(Data items):
-=-=-

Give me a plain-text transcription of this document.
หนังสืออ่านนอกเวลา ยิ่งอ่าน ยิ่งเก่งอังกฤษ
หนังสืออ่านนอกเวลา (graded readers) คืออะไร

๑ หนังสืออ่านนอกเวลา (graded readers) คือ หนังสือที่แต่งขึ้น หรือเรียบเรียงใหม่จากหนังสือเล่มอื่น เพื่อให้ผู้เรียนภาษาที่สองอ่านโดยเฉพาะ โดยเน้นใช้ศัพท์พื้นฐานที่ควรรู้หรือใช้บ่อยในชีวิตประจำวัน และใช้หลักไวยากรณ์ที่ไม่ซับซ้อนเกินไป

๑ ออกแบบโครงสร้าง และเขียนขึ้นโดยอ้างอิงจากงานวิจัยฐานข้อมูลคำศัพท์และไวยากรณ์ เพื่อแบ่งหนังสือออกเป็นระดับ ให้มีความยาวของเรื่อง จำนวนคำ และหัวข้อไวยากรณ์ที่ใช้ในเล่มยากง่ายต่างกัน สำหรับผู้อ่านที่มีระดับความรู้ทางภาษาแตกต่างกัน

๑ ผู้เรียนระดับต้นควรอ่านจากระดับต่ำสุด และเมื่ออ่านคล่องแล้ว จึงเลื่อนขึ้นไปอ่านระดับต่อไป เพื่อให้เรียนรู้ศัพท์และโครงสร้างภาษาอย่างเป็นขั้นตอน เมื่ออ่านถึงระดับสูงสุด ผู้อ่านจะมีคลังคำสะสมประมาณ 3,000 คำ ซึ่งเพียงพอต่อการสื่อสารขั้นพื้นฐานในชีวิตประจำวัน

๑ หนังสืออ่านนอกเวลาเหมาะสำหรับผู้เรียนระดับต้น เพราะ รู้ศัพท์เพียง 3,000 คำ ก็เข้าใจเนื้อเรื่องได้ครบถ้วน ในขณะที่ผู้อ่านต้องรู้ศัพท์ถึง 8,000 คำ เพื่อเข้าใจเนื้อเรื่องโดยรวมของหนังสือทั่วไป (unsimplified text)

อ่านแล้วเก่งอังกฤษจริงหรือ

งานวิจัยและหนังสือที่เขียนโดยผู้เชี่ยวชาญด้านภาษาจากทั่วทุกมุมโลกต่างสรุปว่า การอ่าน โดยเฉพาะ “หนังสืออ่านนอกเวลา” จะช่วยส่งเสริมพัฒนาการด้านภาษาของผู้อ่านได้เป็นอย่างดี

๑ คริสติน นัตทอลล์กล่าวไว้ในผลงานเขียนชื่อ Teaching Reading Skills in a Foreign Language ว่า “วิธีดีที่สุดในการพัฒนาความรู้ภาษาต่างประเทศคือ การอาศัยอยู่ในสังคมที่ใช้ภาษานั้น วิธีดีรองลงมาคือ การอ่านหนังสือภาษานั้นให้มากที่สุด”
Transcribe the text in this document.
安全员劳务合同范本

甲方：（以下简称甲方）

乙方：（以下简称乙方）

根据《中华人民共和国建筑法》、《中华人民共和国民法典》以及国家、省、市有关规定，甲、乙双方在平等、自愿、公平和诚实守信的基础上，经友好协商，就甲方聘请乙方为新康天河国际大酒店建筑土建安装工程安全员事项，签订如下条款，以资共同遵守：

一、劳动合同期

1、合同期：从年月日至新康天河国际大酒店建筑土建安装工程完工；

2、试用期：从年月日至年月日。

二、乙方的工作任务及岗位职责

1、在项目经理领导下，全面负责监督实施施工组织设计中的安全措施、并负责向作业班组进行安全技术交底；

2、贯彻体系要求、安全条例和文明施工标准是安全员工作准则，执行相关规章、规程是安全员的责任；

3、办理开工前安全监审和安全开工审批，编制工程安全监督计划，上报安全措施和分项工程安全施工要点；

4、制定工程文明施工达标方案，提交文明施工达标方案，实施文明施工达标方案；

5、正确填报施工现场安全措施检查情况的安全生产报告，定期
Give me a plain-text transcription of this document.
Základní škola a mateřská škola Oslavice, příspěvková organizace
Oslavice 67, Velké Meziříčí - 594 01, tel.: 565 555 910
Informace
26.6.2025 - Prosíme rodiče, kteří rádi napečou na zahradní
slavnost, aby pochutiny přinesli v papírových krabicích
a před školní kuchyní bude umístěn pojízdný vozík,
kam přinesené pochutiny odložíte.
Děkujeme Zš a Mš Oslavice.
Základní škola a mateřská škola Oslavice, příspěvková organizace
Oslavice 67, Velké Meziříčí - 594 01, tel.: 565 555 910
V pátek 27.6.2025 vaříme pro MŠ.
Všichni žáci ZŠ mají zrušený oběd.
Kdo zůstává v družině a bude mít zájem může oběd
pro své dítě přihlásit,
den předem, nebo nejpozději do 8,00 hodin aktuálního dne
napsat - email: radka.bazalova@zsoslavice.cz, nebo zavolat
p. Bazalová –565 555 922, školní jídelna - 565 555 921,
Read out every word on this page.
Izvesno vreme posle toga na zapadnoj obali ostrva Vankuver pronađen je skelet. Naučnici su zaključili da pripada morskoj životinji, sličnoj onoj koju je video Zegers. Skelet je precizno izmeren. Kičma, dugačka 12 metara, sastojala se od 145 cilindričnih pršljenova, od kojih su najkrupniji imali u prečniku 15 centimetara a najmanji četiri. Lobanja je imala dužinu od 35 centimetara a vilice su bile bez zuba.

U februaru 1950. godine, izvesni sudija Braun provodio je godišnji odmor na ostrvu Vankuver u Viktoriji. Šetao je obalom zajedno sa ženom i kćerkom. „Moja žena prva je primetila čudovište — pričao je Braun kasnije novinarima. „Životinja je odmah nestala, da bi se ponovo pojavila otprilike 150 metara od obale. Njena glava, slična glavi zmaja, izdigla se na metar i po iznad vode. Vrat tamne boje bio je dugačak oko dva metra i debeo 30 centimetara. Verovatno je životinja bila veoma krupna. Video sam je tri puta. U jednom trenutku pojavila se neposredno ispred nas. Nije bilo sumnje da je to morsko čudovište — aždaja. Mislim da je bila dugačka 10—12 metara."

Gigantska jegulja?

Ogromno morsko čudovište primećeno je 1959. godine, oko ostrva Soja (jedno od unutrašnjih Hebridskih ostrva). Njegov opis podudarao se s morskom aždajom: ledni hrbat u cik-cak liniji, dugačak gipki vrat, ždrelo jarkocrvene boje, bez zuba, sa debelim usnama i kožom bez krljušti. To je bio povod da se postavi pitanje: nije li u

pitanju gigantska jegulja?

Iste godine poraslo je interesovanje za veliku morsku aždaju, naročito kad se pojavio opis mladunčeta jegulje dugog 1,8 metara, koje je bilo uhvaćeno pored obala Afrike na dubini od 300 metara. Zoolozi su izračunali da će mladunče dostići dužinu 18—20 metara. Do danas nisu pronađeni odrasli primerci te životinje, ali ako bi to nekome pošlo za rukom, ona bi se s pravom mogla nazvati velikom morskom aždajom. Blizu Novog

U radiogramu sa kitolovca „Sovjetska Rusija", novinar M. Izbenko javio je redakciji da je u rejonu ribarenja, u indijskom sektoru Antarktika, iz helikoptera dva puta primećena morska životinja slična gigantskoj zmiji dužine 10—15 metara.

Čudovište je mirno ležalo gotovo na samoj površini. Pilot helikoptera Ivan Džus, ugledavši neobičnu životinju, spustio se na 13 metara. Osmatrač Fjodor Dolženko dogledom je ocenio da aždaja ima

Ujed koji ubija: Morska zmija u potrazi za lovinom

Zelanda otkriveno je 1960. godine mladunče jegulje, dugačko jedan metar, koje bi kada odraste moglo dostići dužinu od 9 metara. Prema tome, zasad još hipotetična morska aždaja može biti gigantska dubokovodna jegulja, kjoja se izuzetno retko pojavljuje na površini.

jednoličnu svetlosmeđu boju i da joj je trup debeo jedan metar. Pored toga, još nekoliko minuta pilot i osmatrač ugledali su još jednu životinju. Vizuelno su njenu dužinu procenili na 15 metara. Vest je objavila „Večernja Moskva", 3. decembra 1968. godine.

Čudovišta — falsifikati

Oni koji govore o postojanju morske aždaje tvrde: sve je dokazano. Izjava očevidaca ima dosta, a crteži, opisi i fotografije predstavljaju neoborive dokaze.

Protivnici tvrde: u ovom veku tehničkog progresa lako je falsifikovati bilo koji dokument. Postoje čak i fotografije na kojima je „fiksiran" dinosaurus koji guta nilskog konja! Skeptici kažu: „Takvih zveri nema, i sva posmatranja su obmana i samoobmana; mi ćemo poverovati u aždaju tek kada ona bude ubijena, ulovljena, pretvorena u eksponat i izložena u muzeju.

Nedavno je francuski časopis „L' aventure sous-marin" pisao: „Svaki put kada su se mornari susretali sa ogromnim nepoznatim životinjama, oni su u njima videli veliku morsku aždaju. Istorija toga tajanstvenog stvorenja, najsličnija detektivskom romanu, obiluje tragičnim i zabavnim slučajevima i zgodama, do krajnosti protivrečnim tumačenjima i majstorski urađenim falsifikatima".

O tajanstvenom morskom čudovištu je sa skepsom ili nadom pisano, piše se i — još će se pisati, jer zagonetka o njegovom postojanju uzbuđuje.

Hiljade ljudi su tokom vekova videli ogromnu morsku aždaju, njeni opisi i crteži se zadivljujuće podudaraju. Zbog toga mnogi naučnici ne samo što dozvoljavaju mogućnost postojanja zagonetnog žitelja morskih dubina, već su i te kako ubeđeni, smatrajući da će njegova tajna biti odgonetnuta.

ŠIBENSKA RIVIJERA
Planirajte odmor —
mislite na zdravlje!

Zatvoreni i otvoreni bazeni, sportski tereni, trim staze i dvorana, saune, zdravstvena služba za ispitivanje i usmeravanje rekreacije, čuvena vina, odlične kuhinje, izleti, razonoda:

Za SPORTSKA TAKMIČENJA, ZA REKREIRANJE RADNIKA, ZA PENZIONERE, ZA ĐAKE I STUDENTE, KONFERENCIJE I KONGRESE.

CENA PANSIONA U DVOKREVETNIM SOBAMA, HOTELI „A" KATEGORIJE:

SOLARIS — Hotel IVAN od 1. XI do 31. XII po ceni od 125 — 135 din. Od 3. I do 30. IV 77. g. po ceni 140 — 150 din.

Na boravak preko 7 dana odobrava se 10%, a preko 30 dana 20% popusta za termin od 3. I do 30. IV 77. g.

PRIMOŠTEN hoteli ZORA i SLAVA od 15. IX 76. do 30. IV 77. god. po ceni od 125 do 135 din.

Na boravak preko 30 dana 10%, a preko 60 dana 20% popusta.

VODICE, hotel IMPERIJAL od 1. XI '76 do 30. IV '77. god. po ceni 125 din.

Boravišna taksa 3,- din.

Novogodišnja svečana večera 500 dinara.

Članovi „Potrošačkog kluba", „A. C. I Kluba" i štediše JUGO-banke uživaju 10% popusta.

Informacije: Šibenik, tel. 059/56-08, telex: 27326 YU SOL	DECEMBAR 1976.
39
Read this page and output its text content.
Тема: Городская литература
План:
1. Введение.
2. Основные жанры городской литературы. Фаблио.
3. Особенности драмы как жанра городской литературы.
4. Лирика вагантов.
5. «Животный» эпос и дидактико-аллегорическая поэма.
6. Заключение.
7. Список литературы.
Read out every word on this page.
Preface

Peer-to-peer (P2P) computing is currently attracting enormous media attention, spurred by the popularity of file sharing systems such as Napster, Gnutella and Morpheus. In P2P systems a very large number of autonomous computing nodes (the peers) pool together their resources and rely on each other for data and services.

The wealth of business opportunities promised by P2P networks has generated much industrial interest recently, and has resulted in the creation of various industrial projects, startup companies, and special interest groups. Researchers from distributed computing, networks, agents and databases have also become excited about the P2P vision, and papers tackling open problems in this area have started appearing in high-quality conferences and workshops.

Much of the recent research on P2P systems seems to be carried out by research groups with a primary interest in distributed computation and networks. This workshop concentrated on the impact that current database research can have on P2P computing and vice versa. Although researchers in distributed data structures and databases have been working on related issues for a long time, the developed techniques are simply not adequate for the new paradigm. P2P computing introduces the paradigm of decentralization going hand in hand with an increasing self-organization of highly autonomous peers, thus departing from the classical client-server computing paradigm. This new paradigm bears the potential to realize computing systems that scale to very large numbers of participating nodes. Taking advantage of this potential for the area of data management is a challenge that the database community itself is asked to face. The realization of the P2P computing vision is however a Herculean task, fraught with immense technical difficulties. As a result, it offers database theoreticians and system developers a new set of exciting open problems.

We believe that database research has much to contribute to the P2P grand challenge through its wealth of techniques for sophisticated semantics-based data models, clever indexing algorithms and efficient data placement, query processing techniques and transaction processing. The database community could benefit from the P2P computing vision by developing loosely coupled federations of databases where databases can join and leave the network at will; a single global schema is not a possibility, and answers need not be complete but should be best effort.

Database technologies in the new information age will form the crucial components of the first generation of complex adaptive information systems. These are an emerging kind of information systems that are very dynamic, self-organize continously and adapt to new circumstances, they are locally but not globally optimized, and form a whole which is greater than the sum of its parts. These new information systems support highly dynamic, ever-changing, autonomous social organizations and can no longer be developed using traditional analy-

-=-=-

(Exercise details):
Whenever "popusta" turns up in a line, pick that line out.

(Written answer):
Na boravak preko 7 dana odobrava se 10%, a preko 30 dana 20% popusta za termin od 3. I do 30. IV 77. g.
Na boravak preko 30 dana 10%, a preko 60 dana 20% popusta.
Članovi „Potrošačkog kluba", „A. C. I Kluba" i štediše JUGO-banke uživaju 10% popusta.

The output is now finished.